**PROVIDED RECORDS**

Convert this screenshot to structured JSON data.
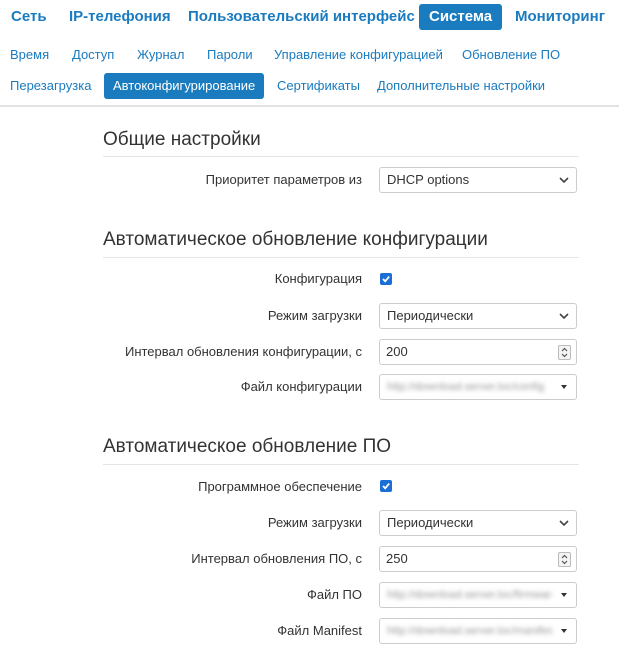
{
  "top_nav": [
    {
      "label": "Сеть"
    },
    {
      "label": "IP-телефония"
    },
    {
      "label": "Пользовательский интерфейс"
    },
    {
      "label": "Система",
      "active": true
    },
    {
      "label": "Мониторинг"
    }
  ],
  "sub_nav": [
    {
      "label": "Время"
    },
    {
      "label": "Доступ"
    },
    {
      "label": "Журнал"
    },
    {
      "label": "Пароли"
    },
    {
      "label": "Управление конфигурацией"
    },
    {
      "label": "Обновление ПО"
    },
    {
      "label": "Перезагрузка"
    },
    {
      "label": "Автоконфигурирование",
      "active": true
    },
    {
      "label": "Сертификаты"
    },
    {
      "label": "Дополнительные настройки"
    }
  ],
  "general": {
    "title": "Общие настройки",
    "priority_label": "Приоритет параметров из",
    "priority_value": "DHCP options"
  },
  "config_update": {
    "title": "Автоматическое обновление конфигурации",
    "enable_label": "Конфигурация",
    "enabled": true,
    "mode_label": "Режим загрузки",
    "mode_value": "Периодически",
    "interval_label": "Интервал обновления конфигурации, с",
    "interval_value": "200",
    "file_label": "Файл конфигурации",
    "file_value": "http://download.server.loc/config"
  },
  "fw_update": {
    "title": "Автоматическое обновление ПО",
    "enable_label": "Программное обеспечение",
    "enabled": true,
    "mode_label": "Режим загрузки",
    "mode_value": "Периодически",
    "interval_label": "Интервал обновления ПО, с",
    "interval_value": "250",
    "file_label": "Файл ПО",
    "file_value": "http://download.server.loc/firmware",
    "manifest_label": "Файл Manifest",
    "manifest_value": "http://download.server.loc/manifest"
  },
  "colors": {
    "accent": "#1a7bbf",
    "checkbox": "#1a6fd6",
    "text": "#333333",
    "border": "#cccccc"
  }
}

**THE REQUEST**
Select and copy every line of the material that holds the string "обновления".

**RESULT FOR THIS EXERCISE**
    "interval_label": "Интервал обновления конфигурации, с",
    "interval_label": "Интервал обновления ПО, с",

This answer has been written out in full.